- Short task -
Produce the listing below again, exactly as shown.

'''

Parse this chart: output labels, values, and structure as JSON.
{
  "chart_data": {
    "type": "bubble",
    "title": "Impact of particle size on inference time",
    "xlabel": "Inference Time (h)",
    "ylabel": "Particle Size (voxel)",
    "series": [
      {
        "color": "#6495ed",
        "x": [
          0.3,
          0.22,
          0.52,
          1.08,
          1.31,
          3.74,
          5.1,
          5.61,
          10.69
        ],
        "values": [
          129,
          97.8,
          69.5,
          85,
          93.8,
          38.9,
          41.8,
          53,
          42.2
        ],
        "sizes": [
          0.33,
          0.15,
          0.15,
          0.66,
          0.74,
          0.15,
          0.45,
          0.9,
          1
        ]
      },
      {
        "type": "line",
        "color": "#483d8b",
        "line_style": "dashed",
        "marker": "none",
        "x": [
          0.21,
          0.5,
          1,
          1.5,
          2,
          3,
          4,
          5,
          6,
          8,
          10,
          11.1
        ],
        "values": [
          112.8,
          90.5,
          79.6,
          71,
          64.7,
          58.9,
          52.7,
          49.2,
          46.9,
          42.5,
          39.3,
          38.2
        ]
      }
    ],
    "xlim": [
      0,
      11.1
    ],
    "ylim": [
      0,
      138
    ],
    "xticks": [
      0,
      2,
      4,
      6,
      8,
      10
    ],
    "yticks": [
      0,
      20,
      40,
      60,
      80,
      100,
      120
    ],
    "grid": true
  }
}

'''

- Correct answer -
Parse this chart: output labels, values, and structure as JSON.
{
  "chart_data": {
    "type": "bubble",
    "title": "Impact of particle size on inference time",
    "xlabel": "Inference Time (h)",
    "ylabel": "Particle Size (voxel)",
    "series": [
      {
        "color": "#6495ed",
        "x": [
          0.3,
          0.22,
          0.52,
          1.08,
          1.31,
          3.74,
          5.1,
          5.61,
          10.69
        ],
        "values": [
          129,
          97.8,
          69.5,
          85,
          93.8,
          38.9,
          41.8,
          53,
          42.2
        ],
        "sizes": [
          0.33,
          0.15,
          0.15,
          0.66,
          0.74,
          0.15,
          0.45,
          0.9,
          1
        ]
      },
      {
        "type": "line",
        "color": "#483d8b",
        "line_style": "dashed",
        "marker": "none",
        "x": [
          0.21,
          0.5,
          1,
          1.5,
          2,
          3,
          4,
          5,
          6,
          8,
          10,
          11.1
        ],
        "values": [
          112.8,
          90.5,
          79.6,
          71,
          64.7,
          58.9,
          52.7,
          49.2,
          46.9,
          42.5,
          39.3,
          38.2
        ]
      }
    ],
    "xlim": [
      0,
      11.1
    ],
    "ylim": [
      0,
      138
    ],
    "xticks": [
      0,
      2,
      4,
      6,
      8,
      10
    ],
    "yticks": [
      0,
      20,
      40,
      60,
      80,
      100,
      120
    ],
    "grid": true
  }
}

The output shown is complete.